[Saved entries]
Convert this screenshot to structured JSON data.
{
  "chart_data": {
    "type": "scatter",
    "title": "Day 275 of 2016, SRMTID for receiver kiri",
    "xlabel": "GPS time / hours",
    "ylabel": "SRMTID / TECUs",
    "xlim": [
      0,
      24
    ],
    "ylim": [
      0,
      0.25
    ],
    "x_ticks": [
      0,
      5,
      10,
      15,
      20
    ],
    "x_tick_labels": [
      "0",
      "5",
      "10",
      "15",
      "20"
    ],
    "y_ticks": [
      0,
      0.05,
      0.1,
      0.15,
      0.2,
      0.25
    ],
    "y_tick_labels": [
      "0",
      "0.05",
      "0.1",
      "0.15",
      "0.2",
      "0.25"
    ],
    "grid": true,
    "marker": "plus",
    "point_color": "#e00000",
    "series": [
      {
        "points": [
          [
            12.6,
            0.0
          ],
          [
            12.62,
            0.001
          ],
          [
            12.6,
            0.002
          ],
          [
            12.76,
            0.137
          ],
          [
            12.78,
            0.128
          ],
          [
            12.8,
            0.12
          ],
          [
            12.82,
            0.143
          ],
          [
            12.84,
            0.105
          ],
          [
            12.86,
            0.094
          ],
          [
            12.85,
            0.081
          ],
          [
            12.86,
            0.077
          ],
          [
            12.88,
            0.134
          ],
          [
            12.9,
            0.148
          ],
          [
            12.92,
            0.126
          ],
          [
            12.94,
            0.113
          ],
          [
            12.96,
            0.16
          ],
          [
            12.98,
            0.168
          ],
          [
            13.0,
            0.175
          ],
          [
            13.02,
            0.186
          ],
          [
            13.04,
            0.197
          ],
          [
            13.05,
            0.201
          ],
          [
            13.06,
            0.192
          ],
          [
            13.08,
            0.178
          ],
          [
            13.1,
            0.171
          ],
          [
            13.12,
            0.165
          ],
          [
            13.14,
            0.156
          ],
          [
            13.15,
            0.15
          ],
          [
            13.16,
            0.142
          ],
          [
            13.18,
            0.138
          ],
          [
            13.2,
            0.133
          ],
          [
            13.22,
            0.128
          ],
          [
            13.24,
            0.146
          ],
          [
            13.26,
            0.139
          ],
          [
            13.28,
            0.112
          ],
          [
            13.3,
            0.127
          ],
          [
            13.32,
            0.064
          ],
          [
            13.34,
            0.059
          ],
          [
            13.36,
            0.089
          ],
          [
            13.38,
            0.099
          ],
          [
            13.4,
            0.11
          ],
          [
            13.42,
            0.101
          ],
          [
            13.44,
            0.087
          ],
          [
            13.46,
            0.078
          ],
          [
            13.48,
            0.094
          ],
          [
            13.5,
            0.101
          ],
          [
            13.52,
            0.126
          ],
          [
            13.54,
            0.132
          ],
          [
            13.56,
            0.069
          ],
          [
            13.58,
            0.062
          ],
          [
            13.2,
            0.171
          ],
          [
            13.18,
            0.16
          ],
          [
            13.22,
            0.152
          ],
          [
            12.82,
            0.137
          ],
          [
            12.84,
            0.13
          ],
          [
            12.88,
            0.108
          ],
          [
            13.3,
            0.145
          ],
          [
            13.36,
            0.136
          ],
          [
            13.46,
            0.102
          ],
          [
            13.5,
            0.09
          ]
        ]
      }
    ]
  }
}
* * *
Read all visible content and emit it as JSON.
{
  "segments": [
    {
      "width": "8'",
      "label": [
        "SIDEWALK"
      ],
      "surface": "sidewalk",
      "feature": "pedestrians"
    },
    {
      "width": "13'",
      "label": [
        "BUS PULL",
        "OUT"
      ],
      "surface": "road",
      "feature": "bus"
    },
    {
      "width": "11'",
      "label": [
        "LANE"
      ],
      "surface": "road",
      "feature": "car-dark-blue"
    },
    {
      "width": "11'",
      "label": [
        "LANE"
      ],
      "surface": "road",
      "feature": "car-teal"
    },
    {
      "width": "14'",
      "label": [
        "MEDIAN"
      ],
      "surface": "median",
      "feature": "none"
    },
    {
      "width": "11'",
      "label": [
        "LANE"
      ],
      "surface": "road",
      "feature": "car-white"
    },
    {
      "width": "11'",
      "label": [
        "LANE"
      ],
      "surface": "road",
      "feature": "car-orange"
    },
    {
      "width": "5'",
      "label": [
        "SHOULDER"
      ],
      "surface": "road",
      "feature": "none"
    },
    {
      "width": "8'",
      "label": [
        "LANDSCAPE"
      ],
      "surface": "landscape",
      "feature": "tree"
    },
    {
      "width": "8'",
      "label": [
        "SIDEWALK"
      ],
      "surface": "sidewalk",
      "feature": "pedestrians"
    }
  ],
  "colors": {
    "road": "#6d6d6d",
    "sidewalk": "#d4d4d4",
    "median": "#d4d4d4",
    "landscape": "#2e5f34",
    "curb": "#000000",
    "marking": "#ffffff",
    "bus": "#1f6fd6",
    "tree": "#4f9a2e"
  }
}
...
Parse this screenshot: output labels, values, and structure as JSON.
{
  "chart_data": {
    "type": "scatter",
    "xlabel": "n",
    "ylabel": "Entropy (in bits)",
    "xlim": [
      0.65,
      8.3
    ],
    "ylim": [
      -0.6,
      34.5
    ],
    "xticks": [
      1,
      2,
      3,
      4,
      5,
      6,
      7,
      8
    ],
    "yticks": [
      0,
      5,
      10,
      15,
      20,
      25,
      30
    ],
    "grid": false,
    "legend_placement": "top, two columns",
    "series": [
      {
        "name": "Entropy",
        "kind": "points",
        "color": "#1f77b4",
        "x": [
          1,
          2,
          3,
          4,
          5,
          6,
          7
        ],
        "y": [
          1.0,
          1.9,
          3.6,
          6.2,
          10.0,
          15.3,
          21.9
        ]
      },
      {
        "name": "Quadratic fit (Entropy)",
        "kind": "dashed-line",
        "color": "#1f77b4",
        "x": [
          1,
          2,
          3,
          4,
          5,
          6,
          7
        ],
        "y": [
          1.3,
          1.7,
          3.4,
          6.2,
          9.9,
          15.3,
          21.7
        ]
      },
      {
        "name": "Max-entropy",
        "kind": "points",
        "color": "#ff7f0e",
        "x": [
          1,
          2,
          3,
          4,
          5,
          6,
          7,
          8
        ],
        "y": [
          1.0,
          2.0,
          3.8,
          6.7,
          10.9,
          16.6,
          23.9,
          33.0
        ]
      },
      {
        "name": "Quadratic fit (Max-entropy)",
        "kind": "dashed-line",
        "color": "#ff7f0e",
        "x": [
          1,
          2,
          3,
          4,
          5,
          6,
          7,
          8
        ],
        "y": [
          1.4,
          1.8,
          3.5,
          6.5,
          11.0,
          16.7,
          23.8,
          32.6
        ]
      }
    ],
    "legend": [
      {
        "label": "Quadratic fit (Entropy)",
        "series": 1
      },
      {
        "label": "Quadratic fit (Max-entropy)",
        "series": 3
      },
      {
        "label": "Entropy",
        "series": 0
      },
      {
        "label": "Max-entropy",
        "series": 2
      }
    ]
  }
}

— GIVEN TASK —
Say how many lines in the listing above include "screenshot". Give nothing but the number.

— OUTPUT FOR THIS EXERCISE —
2